▶ [Source passage]
- - - -
Gibson Guitar Raided For Possible Lacey Act Violations . . . Again

Gibson Guitars are some of the best known instruments in the business. However, the company could soon make some interesting law as well after it was raided by federal agents investigating possible violations of the Lacey Act, the law barring the illegal trade in wildlife, fish, and plants. The company is being investigated for the allegedly unlawful importation of sawn ebony logs from India. This is the second time in two years that the company has been accused of Lacey Act violations.

In November 2009, federal agents seized guitars and fingerboard blanks that were allegedly made from illegally harvested Madagascan rosewood and ebony. Last week the agents seized several pallets of wood, electronic files and guitars. From a Reuters report the latest raid is related to a shipment of sawn ebony logs from India that was imported by Gibson illegally, violating the Lacey Act.

Gibson CEO Henry Juszkiewicz insists that the raid is simply because the wood was finished in the United States and is based on Indian law being enforced in the U.S. The company released a press statement saying “The Federal Department of Justice in Washington, D.C. has suggested that the use of wood from India that is not finished by Indian workers is illegal, not because of U.S. law, but because it is the Justice Department’s interpretation of a law in India.”

The Lacey Act does enforce the laws of other countries to prevent companies from using the United States for trafficking in illegal goods. Ironically, the Act was originally passed to stop the destructive sale of our own domestic resources (particularly bird feathers) but has become a law protecting the natural areas of other nations from the same threat. The Lacey Act (16 U.S.C. §§ 3371–3378) was the brainchild of Iowa Rep. John F. Lacey, who wanted to block the trade in wildlife, fish, and plants that have been illegally taken, transported or sold. It was signed into law by President William McKinley on May 25, 1900.

Thus, it is not in anyway odd for the U.S. to enforce the law of another country. Moreover, the affidavit below claims a series of false or misleading statements in the documentation related to this shipment. The agent details what is alleged to be “fraudulently” labeled wood that is an attempt to evade an Indian ban on exports of unfinished wood.

The affidavit below details what is a classic Lacey Act violation with both the content of the shipment and the recipient. Regardless of Juszkiewicz’s politics, this shipment would have been flagged based on these allegations.
- - - -
▶ [Supplied records]
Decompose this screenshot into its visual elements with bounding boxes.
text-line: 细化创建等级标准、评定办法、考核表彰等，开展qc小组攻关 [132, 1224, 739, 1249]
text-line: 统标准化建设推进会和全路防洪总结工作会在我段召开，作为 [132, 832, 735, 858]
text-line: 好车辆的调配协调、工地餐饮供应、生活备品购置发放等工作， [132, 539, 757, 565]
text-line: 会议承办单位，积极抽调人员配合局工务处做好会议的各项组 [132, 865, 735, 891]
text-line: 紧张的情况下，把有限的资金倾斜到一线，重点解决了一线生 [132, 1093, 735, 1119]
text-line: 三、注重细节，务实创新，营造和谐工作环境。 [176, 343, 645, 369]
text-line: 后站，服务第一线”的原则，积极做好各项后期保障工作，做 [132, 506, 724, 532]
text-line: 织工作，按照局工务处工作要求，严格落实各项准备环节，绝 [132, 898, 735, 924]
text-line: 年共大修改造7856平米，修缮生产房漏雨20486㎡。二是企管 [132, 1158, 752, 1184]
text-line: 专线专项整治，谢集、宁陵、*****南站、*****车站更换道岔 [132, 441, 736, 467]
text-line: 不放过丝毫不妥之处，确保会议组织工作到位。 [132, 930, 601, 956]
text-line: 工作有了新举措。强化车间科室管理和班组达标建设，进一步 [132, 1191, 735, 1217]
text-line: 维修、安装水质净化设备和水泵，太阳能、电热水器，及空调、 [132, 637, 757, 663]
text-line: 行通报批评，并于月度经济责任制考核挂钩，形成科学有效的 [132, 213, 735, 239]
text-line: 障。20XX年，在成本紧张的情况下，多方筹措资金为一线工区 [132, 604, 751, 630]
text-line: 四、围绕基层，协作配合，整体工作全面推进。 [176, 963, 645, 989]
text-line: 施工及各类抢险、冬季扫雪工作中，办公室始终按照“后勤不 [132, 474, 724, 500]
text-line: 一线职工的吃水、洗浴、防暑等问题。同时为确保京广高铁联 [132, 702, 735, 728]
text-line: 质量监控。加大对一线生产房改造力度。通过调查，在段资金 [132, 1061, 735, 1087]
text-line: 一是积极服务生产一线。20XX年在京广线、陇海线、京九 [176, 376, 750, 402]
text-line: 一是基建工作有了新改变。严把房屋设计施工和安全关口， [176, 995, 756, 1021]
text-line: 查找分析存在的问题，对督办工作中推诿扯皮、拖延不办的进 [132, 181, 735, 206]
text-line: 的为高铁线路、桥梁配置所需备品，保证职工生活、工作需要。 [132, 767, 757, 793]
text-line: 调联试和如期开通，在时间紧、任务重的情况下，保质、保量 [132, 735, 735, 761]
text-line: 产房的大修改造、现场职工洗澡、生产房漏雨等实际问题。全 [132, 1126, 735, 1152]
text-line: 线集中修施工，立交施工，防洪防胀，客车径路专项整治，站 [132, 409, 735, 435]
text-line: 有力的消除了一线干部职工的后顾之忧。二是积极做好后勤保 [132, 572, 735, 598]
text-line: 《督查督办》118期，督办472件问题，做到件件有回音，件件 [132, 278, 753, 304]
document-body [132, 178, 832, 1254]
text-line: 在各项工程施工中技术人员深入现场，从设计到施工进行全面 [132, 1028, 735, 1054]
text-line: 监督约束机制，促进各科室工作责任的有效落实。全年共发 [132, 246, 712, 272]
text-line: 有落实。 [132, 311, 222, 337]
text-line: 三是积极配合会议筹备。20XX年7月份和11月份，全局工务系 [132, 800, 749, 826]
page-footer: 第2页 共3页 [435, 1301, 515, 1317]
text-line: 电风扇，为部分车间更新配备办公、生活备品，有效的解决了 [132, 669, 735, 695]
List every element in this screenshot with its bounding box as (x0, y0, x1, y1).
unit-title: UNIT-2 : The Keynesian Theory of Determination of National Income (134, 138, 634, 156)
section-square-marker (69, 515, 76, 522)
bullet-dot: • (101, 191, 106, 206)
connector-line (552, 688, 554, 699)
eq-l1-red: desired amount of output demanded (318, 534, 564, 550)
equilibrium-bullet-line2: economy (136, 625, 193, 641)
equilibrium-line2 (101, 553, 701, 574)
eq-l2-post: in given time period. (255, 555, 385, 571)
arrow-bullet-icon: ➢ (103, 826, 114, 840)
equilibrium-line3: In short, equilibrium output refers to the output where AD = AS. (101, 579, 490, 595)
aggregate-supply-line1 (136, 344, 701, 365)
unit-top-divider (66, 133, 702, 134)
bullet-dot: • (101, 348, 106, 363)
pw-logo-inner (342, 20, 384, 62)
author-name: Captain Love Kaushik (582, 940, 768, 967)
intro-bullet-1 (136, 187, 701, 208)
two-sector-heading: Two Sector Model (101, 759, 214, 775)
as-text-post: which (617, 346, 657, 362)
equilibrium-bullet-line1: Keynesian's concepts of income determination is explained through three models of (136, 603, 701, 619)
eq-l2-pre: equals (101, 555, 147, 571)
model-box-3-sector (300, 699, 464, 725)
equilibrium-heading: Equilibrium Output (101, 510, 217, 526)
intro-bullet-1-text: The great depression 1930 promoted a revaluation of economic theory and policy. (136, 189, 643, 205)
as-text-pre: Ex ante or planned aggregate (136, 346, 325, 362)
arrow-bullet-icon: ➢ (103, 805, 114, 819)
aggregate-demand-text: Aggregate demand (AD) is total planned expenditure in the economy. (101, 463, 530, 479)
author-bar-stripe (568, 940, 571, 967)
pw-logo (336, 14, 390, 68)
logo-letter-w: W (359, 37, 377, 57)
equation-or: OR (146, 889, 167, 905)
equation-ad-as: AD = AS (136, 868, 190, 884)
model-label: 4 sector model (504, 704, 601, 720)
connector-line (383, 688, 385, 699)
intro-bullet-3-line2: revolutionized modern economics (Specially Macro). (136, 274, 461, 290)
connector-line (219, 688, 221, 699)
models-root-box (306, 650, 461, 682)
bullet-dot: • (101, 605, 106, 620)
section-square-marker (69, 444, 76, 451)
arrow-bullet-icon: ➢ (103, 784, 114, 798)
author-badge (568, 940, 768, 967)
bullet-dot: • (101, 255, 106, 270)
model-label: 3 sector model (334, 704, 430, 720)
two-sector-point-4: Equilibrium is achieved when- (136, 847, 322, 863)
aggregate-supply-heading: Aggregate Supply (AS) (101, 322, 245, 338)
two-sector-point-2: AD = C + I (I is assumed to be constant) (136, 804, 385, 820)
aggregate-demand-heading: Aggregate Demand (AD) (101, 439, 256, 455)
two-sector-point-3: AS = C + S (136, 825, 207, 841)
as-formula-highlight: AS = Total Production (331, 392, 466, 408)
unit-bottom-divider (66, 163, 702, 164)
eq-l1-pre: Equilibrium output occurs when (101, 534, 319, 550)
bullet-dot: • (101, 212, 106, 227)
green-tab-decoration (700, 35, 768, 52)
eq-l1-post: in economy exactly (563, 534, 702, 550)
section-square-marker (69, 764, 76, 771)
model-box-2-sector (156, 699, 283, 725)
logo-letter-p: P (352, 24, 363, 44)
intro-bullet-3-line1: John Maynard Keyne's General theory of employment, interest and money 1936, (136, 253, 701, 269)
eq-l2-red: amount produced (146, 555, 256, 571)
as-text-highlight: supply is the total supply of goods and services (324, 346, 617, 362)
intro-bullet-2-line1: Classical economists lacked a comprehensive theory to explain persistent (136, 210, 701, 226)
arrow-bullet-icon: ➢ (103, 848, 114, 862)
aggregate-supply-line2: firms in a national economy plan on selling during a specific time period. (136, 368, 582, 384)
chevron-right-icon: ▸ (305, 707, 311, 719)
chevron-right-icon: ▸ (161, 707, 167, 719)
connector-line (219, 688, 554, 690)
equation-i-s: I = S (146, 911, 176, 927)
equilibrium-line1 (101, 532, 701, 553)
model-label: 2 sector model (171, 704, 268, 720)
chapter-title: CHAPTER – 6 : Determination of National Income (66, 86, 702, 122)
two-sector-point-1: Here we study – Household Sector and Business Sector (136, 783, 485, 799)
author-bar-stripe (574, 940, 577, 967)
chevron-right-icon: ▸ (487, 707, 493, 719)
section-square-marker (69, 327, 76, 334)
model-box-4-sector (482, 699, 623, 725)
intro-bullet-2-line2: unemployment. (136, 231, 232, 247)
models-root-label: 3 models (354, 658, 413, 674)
- - - -
▶ [Required tasks]
A. According to the article on the Gibson raid, who signed the Lacey Act into law, and on what date?
B. Pick up the article on the Gibson raid after its last sentence and keep writing it.
The lines have nothing to do with this work, so leave them aside.

▶ [Answer section]
A. President William McKinley signed it on May 25, 1900.

B.
It does appear that, if the wood were finished in India, this might not be a violation under Indian law. Moreover, it is the type of violation that can easily occur if you do not use a local attorney to verify such questions. However, it is also true that companies often claim ignorance of local laws will supporting unlawful shipments of wood and other items. The point is that purchasing companies are equally responsible when they import unlawful goods. In my view, the 2009 allegations, detailed in one of the articles below, present a more serious concern in the importation of the wood from Madagascar — an area that has been ravaged by illegal harvesting and corruption.

Conservative bloggers and radio hosts have suggested that this is political retribution for Juszkiewicz’s support of conservative candidates. Gibson appears to be fueling the political allegation with Twitter postings to conservatives.

One report says that either Juszkiewicz or the company is warning that people who now have Gibson Guitars could see their instruments seized by the government. It is a clever tact to work up citizens but it is highly unlikely. It is true that purchase or possession of unlawful material is prohibited under Lacey. The act makes it unlawful for any person to import, export, transport, sell, receive, acquire, or purchase any fish or wildlife or plant taken, possessed, transported, or sold in violation of any law, treaty, or regulation of the United States or in violation of any Indian tribal law whether in interstate or foreign commerce. Yet, it is rare to see actions taken against individual owners of prior sold products like a guitar. The focus of enforcement is on those in the stream of commerce, particularly shippers, manufacturers, and retailers.

Juszkiewicz objects that his employees are being treated like “drug dealers” though his own relations with his employees may need from fine tuning. The company has also been named in 2009 as the number one “worst to work for” in a survey by

Here is the statement of the Federal Agent: 20110819154237897

For a good discussion of the history of the two cases, click here and here

76 thoughts on “Gibson Guitar Raided For Possible Lacey Act Violations . . . Again”

  1. Certainly you have the freedom of speech. It is just a good idea that when you talk about something it would be helpful if you stayed in areas you know something about. For those areas in which you know little, it is better to ask for information or explanations rather than to claim knowledge you do not have. That is the way folks avoid “foot in mouth” disease.

    No one knows everything, but the collection of good people that inhabit this blawg have a vast amount of knowledge on a wide array of topics.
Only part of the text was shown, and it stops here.